* _EXERCISE_
Determine the number of lines that contain the word "której", then state that number and nothing more.

* _RECORDS PROVIDED_
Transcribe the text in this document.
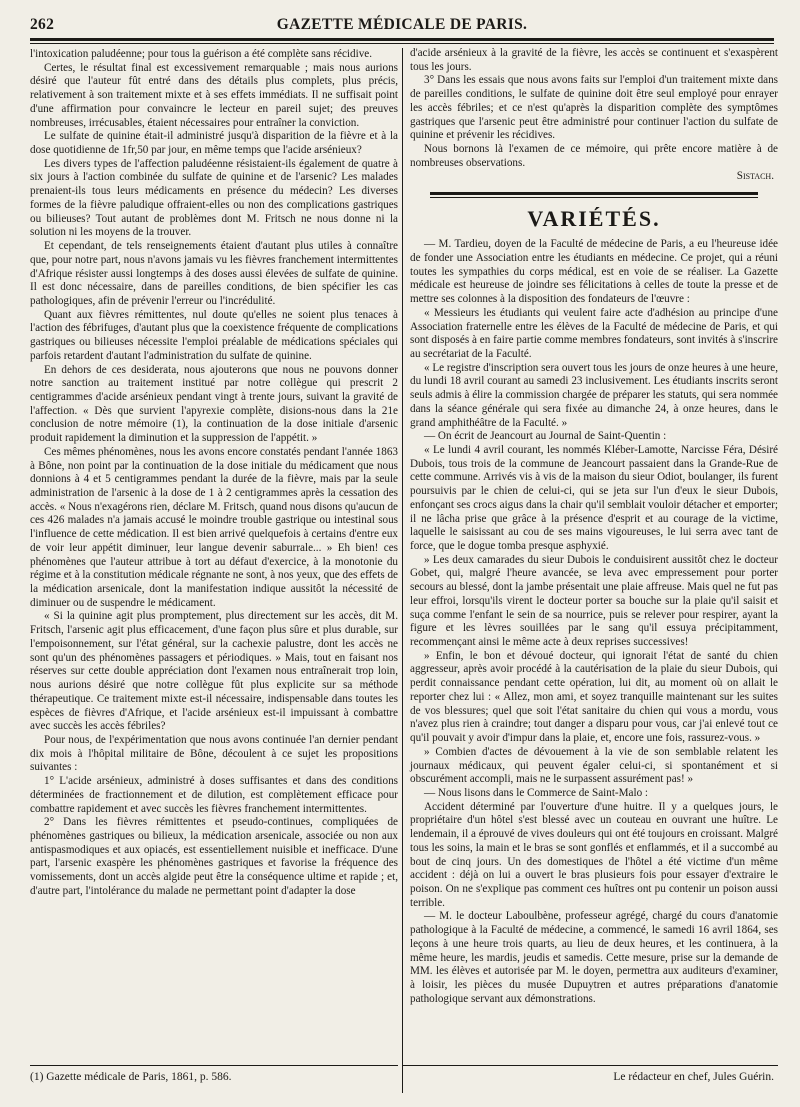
262	GAZETTE MÉDICALE DE PARIS.

l'intoxication paludéenne; pour tous la guérison a été complète sans récidive.

Certes, le résultat final est excessivement remarquable ; mais nous aurions désiré que l'auteur fût entré dans des détails plus complets, plus précis, relativement à son traitement mixte et à ses effets immédiats. Il ne suffisait point d'une affirmation pour convaincre le lecteur en pareil sujet; des preuves nombreuses, irrécusables, étaient nécessaires pour entraîner la conviction.

Le sulfate de quinine était-il administré jusqu'à disparition de la fièvre et à la dose quotidienne de 1fr,50 par jour, en même temps que l'acide arsénieux?

Les divers types de l'affection paludéenne résistaient-ils également de quatre à six jours à l'action combinée du sulfate de quinine et de l'arsenic? Les malades prenaient-ils tous leurs médicaments en présence du médecin? Les diverses formes de la fièvre paludique offraient-elles ou non des complications gastriques ou bilieuses? Tout autant de problèmes dont M. Fritsch ne nous donne ni la solution ni les moyens de la trouver.

Et cependant, de tels renseignements étaient d'autant plus utiles à connaître que, pour notre part, nous n'avons jamais vu les fièvres franchement intermittentes d'Afrique résister aussi longtemps à des doses aussi élevées de sulfate de quinine. Il est donc nécessaire, dans de pareilles conditions, de bien spécifier les cas pathologiques, afin de prévenir l'erreur ou l'incrédulité.

Quant aux fièvres rémittentes, nul doute qu'elles ne soient plus tenaces à l'action des fébrifuges, d'autant plus que la coexistence fréquente de complications gastriques ou bilieuses nécessite l'emploi préalable de médications spéciales qui parfois retardent d'autant l'administration du sulfate de quinine.

En dehors de ces desiderata, nous ajouterons que nous ne pouvons donner notre sanction au traitement institué par notre collègue qui prescrit 2 centigrammes d'acide arsénieux pendant vingt à trente jours, suivant la gravité de l'affection. « Dès que survient l'apyrexie complète, disions-nous dans la 21e conclusion de notre mémoire (1), la continuation de la dose initiale d'arsenic produit rapidement la diminution et la suppression de l'appétit. »

Ces mêmes phénomènes, nous les avons encore constatés pendant l'année 1863 à Bône, non point par la continuation de la dose initiale du médicament que nous donnions à 4 et 5 centigrammes pendant la durée de la fièvre, mais par la seule administration de l'arsenic à la dose de 1 à 2 centigrammes après la cessation des accès. « Nous n'exagérons rien, déclare M. Fritsch, quand nous disons qu'aucun de ces 426 malades n'a jamais accusé le moindre trouble gastrique ou intestinal sous l'influence de cette médication. Il est bien arrivé quelquefois à certains d'entre eux de voir leur appétit diminuer, leur langue devenir saburrale... » Eh bien! ces phénomènes que l'auteur attribue à tort au défaut d'exercice, à la monotonie du régime et à la constitution médicale régnante ne sont, à nos yeux, que des effets de la médication arsenicale, dont la manifestation indique aussitôt la nécessité de diminuer ou de suspendre le médicament.

« Si la quinine agit plus promptement, plus directement sur les accès, dit M. Fritsch, l'arsenic agit plus efficacement, d'une façon plus sûre et plus durable, sur l'empoisonnement, sur l'état général, sur la cachexie palustre, dont les accès ne sont qu'un des phénomènes passagers et périodiques. » Mais, tout en faisant nos réserves sur cette double appréciation dont l'examen nous entraînerait trop loin, nous aurions désiré que notre collègue fût plus explicite sur sa méthode thérapeutique. Ce traitement mixte est-il nécessaire, indispensable dans toutes les espèces de fièvres d'Afrique, et l'acide arsénieux est-il impuissant à combattre avec succès les accès fébriles?

Pour nous, de l'expérimentation que nous avons continuée l'an dernier pendant dix mois à l'hôpital militaire de Bône, découlent à ce sujet les propositions suivantes :

1° L'acide arsénieux, administré à doses suffisantes et dans des conditions déterminées de fractionnement et de dilution, est complètement efficace pour combattre rapidement et avec succès les fièvres franchement intermittentes.

2° Dans les fièvres rémittentes et pseudo-continues, compliquées de phénomènes gastriques ou bilieux, la médication arsenicale, associée ou non aux antispasmodiques et aux opiacés, est essentiellement nuisible et inefficace. D'une part, l'arsenic exaspère les phénomènes gastriques et favorise la fréquence des vomissements, dont un accès algide peut être la conséquence ultime et rapide ; et, d'autre part, l'intolérance du malade ne permettant point d'adapter la dose

d'acide arsénieux à la gravité de la fièvre, les accès se continuent et s'exaspèrent tous les jours.

3° Dans les essais que nous avons faits sur l'emploi d'un traitement mixte dans de pareilles conditions, le sulfate de quinine doit être seul employé pour enrayer les accès fébriles; et ce n'est qu'après la disparition complète des symptômes gastriques que l'arsenic peut être administré pour continuer l'action du sulfate de quinine et prévenir les récidives.

Nous bornons là l'examen de ce mémoire, qui prête encore matière à de nombreuses observations.

Sistach.
VARIÉTÉS.

— M. Tardieu, doyen de la Faculté de médecine de Paris, a eu l'heureuse idée de fonder une Association entre les étudiants en médecine. Ce projet, qui a réuni toutes les sympathies du corps médical, est en voie de se réaliser. La Gazette médicale est heureuse de joindre ses félicitations à celles de toute la presse et de mettre ses colonnes à la disposition des fondateurs de l'œuvre :

« Messieurs les étudiants qui veulent faire acte d'adhésion au principe d'une Association fraternelle entre les élèves de la Faculté de médecine de Paris, et qui sont disposés à en faire partie comme membres fondateurs, sont invités à s'inscrire au secrétariat de la Faculté.

« Le registre d'inscription sera ouvert tous les jours de onze heures à une heure, du lundi 18 avril courant au samedi 23 inclusivement. Les étudiants inscrits seront seuls admis à élire la commission chargée de préparer les statuts, qui sera nommée dans la séance générale qui sera fixée au dimanche 24, à onze heures, dans le grand amphithéâtre de la Faculté. »

— On écrit de Jeancourt au Journal de Saint-Quentin :

« Le lundi 4 avril courant, les nommés Kléber-Lamotte, Narcisse Féra, Désiré Dubois, tous trois de la commune de Jeancourt passaient dans la Grande-Rue de cette commune. Arrivés vis à vis de la maison du sieur Odiot, boulanger, ils furent poursuivis par le chien de celui-ci, qui se jeta sur l'un d'eux le sieur Dubois, enfonçant ses crocs aigus dans la chair qu'il semblait vouloir détacher et emporter; il ne lâcha prise que grâce à la présence d'esprit et au courage de la victime, laquelle le saisissant au cou de ses mains vigoureuses, le lui serra avec tant de force, que le dogue tomba presque asphyxié.

» Les deux camarades du sieur Dubois le conduisirent aussitôt chez le docteur Gobet, qui, malgré l'heure avancée, se leva avec empressement pour porter secours au blessé, dont la jambe présentait une plaie affreuse. Mais quel ne fut pas leur effroi, lorsqu'ils virent le docteur porter sa bouche sur la plaie qu'il saisit et suça comme l'enfant le sein de sa nourrice, puis se relever pour respirer, ayant la figure et les lèvres souillées par le sang qu'il essuya précipitamment, recommençant ainsi le même acte à deux reprises successives!

» Enfin, le bon et dévoué docteur, qui ignorait l'état de santé du chien aggresseur, après avoir procédé à la cautérisation de la plaie du sieur Dubois, qui perdit connaissance pendant cette opération, lui dit, au moment où on allait le reporter chez lui : « Allez, mon ami, et soyez tranquille maintenant sur les suites de vos blessures; quel que soit l'état sanitaire du chien qui vous a mordu, vous n'avez plus rien à craindre; tout danger a disparu pour vous, car j'ai enlevé tout ce qu'il pouvait y avoir d'impur dans la plaie, et, encore une fois, rassurez-vous. »

» Combien d'actes de dévouement à la vie de son semblable relatent les journaux médicaux, qui peuvent égaler celui-ci, si spontanément et si obscurément accompli, mais ne le surpassent assurément pas! »

— Nous lisons dans le Commerce de Saint-Malo :

Accident déterminé par l'ouverture d'une huitre. Il y a quelques jours, le propriétaire d'un hôtel s'est blessé avec un couteau en ouvrant une huître. Le lendemain, il a éprouvé de vives douleurs qui ont été toujours en croissant. Malgré tous les soins, la main et le bras se sont gonflés et enflammés, et il a succombé au bout de cinq jours. Un des domestiques de l'hôtel a été victime d'un même accident : déjà on lui a ouvert le bras plusieurs fois pour essayer d'extraire le poison. On ne s'explique pas comment ces huîtres ont pu contenir un poison aussi terrible.

— M. le docteur Laboulbène, professeur agrégé, chargé du cours d'anatomie pathologique à la Faculté de médecine, a commencé, le samedi 16 avril 1864, ses leçons à une heure trois quarts, au lieu de deux heures, et les continuera, à la même heure, les mardis, jeudis et samedis. Cette mesure, prise sur la demande de MM. les élèves et autorisée par M. le doyen, permettra aux auditeurs d'examiner, à loisir, les pièces du musée Dupuytren et autres préparations d'anatomie pathologique servant aux démonstrations.

(1) Gazette médicale de Paris, 1861, p. 586.	Le rédacteur en chef, Jules Guérin.
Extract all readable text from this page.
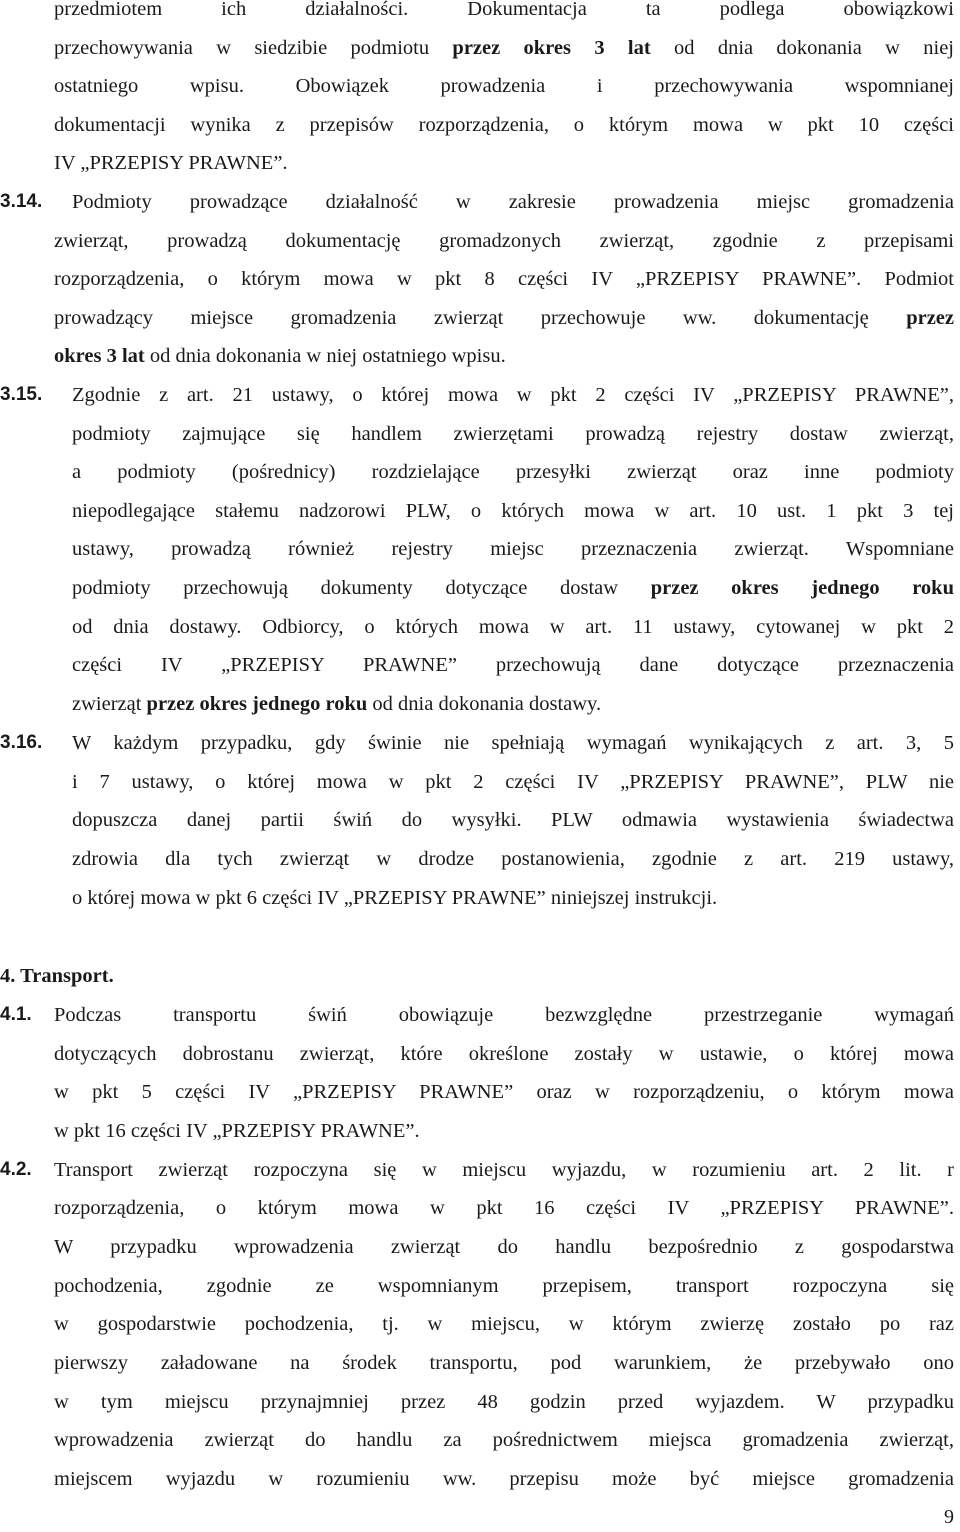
przedmiotem ich działalności. Dokumentacja ta podlega obowiązkowi
przechowywania w siedzibie podmiotu przez okres 3 lat od dnia dokonania w niej
ostatniego wpisu. Obowiązek prowadzenia i przechowywania wspomnianej
dokumentacji wynika z przepisów rozporządzenia, o którym mowa w pkt 10 części
IV „PRZEPISY PRAWNE”.
3.14. Podmioty prowadzące działalność w zakresie prowadzenia miejsc gromadzenia
zwierząt, prowadzą dokumentację gromadzonych zwierząt, zgodnie z przepisami
rozporządzenia, o którym mowa w pkt 8 części IV „PRZEPISY PRAWNE”. Podmiot
prowadzący miejsce gromadzenia zwierząt przechowuje ww. dokumentację przez
okres 3 lat od dnia dokonania w niej ostatniego wpisu.
3.15. Zgodnie z art. 21 ustawy, o której mowa w pkt 2 części IV „PRZEPISY PRAWNE”,
podmioty zajmujące się handlem zwierzętami prowadzą rejestry dostaw zwierząt,
a podmioty (pośrednicy) rozdzielające przesyłki zwierząt oraz inne podmioty
niepodlegające stałemu nadzorowi PLW, o których mowa w art. 10 ust. 1 pkt 3 tej
ustawy, prowadzą również rejestry miejsc przeznaczenia zwierząt. Wspomniane
podmioty przechowują dokumenty dotyczące dostaw przez okres jednego roku
od dnia dostawy. Odbiorcy, o których mowa w art. 11 ustawy, cytowanej w pkt 2
części IV „PRZEPISY PRAWNE” przechowują dane dotyczące przeznaczenia
zwierząt przez okres jednego roku od dnia dokonania dostawy.
3.16. W każdym przypadku, gdy świnie nie spełniają wymagań wynikających z art. 3, 5
i 7 ustawy, o której mowa w pkt 2 części IV „PRZEPISY PRAWNE”, PLW nie
dopuszcza danej partii świń do wysyłki. PLW odmawia wystawienia świadectwa
zdrowia dla tych zwierząt w drodze postanowienia, zgodnie z art. 219 ustawy,
o której mowa w pkt 6 części IV „PRZEPISY PRAWNE” niniejszej instrukcji.
4. Transport.
4.1. Podczas transportu świń obowiązuje bezwzględne przestrzeganie wymagań
dotyczących dobrostanu zwierząt, które określone zostały w ustawie, o której mowa
w pkt 5 części IV „PRZEPISY PRAWNE” oraz w rozporządzeniu, o którym mowa
w pkt 16 części IV „PRZEPISY PRAWNE”.
4.2. Transport zwierząt rozpoczyna się w miejscu wyjazdu, w rozumieniu art. 2 lit. r
rozporządzenia, o którym mowa w pkt 16 części IV „PRZEPISY PRAWNE”.
W przypadku wprowadzenia zwierząt do handlu bezpośrednio z gospodarstwa
pochodzenia, zgodnie ze wspomnianym przepisem, transport rozpoczyna się
w gospodarstwie pochodzenia, tj. w miejscu, w którym zwierzę zostało po raz
pierwszy załadowane na środek transportu, pod warunkiem, że przebywało ono
w tym miejscu przynajmniej przez 48 godzin przed wyjazdem. W przypadku
wprowadzenia zwierząt do handlu za pośrednictwem miejsca gromadzenia zwierząt,
miejscem wyjazdu w rozumieniu ww. przepisu może być miejsce gromadzenia
9
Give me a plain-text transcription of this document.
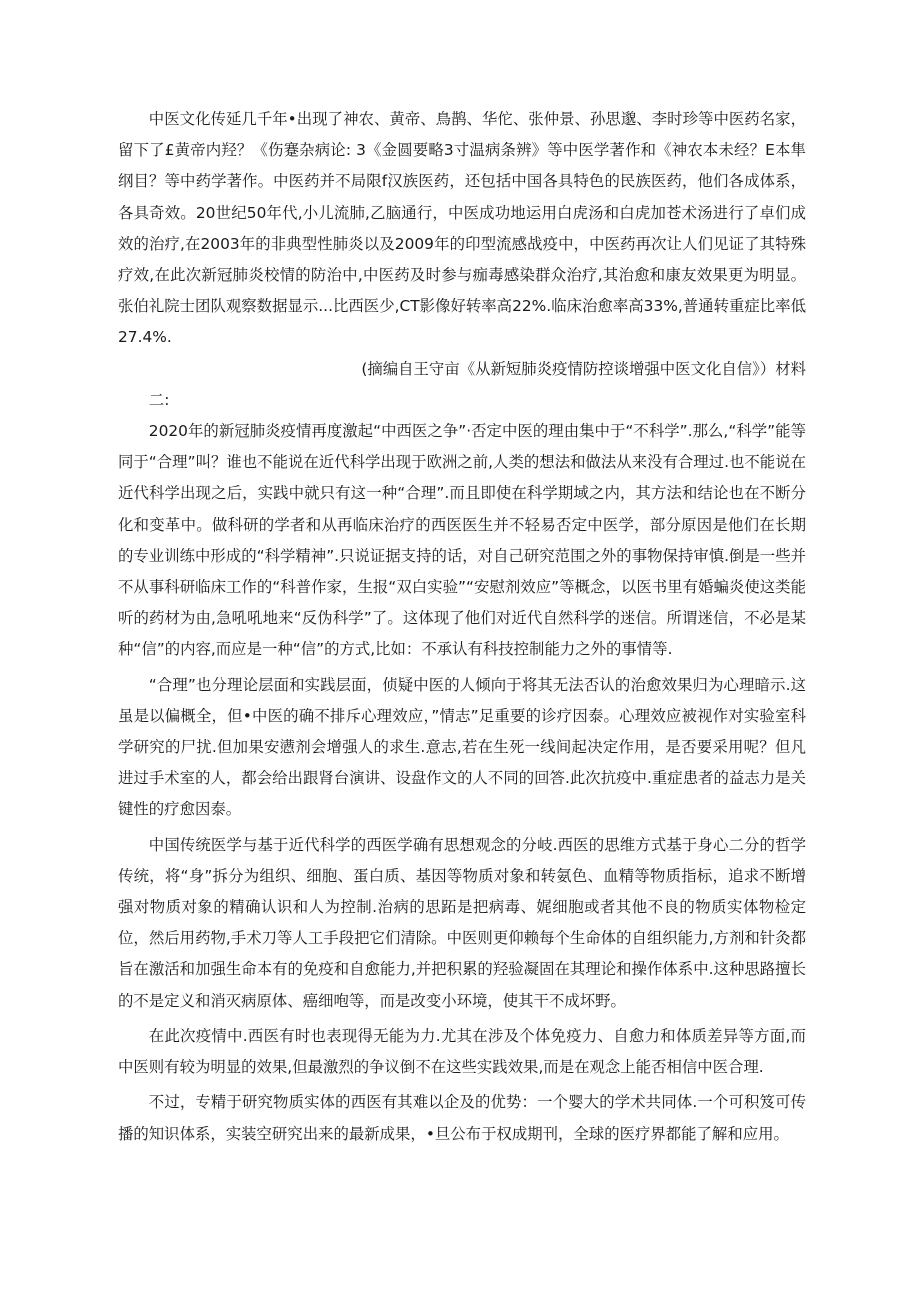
中医文化传延几千年•出现了神农、黄帝、鳥鹊、华佗、张仲景、孙思邈、李时珍等中医药名家，留下了£黄帝内羟？《伤蹇杂病论: 3《金圆要略3寸温病条辨》等中医学著作和《神农本未经？E本隼纲目？等中药学著作。中医药并不局限f汉族医药，还包括中国各具特色的民族医药，他们各成体系，各具奇效。20世纪50年代,小儿流肺,乙脑通行，中医成功地运用白虎汤和白虎加苍术汤进行了卓们成效的治疗,在2003年的非典型性肺炎以及2009年的印型流感战疫中，中医药再次让人们见证了其特殊疗效,在此次新冠肺炎校情的防治中,中医药及时参与痂毒感染群众治疗,其治愈和康友效果更为明显。张伯礼院士团队观察数据显示...比西医少,CT影像好转率高22%.临床治愈率高33%,普通转重症比率低27.4%.

(摘编自王守亩《从新短肺炎疫情防控谈增强中医文化自信》）材料

二:

2020年的新冠肺炎疫情再度激起“中西医之争”·否定中医的理由集中于“不科学”.那么,“科学”能等同于“合理”叫？谁也不能说在近代科学出现于欧洲之前,人类的想法和做法从来没有合理过.也不能说在近代科学出现之后，实践中就只有这一种“合理”.而且即使在科学期域之内，其方法和结论也在不断分化和变革中。做科研的学者和从再临床治疗的西医医生并不轻易否定中医学，部分原因是他们在长期的专业训练中形成的“科学精神”.只说证据支持的话，对自己研究范围之外的事物保持审慎.倒是一些并不从事科研临床工作的“科普作家，生报“双白实验”“安慰剂效应”等概念，以医书里有婚蝙炎使这类能听的药材为由,急吼吼地来“反伪科学”了。这体现了他们对近代自然科学的迷信。所谓迷信，不必是某种“信”的内容,而应是一种“信”的方式,比如：不承认有科技控制能力之外的事情等.

“合理”也分理论层面和实践层面，侦疑中医的人倾向于将其无法否认的治愈效果归为心理暗示.这虽是以偏概全，但•中医的确不排斥心理效应，”情志”足重要的诊疗因泰。心理效应被视作对实验室科学研究的尸扰.但加果安懑剂会增强人的求生.意志,若在生死一线间起决定作用，是否要采用呢？但凡进过手术室的人，都会给出跟肾台演讲、设盘作文的人不同的回答.此次抗疫中.重症患者的益志力是关键性的疗愈因泰。

中国传统医学与基于近代科学的西医学确有思想观念的分岐.西医的思维方式基于身心二分的哲学传统，将“身”拆分为组织、细胞、蛋白质、基因等物质对象和转氨色、血精等物质指标，追求不断增强对物质对象的精确认识和人为控制.治病的思跖是把病毒、娓细胞或者其他不良的物质实体物检定位，然后用药物,手术刀等人工手段把它们清除。中医则更仰赖每个生命体的自组织能力,方剂和针灸都旨在激活和加强生命本有的免疫和自愈能力,并把积累的羟验凝固在其理论和操作体系中.这种思路擅长的不是定义和消灭病原体、癌细咆等，而是改变小环境，使其干不成坏野。

在此次疫情中.西医有时也表现得无能为力.尤其在涉及个体免疫力、自愈力和体质差异等方面,而中医则有较为明显的效果,但最激烈的争议倒不在这些实践效果,而是在观念上能否相信中医合理.

不过，专精于研究物质实体的西医有其难以企及的优势：一个婴大的学术共同体.一个可积笈可传播的知识体系，实装空研究出来的最新成果，•旦公布于权成期刊，全球的医疗界都能了解和应用。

* _FINISHED TASK_
4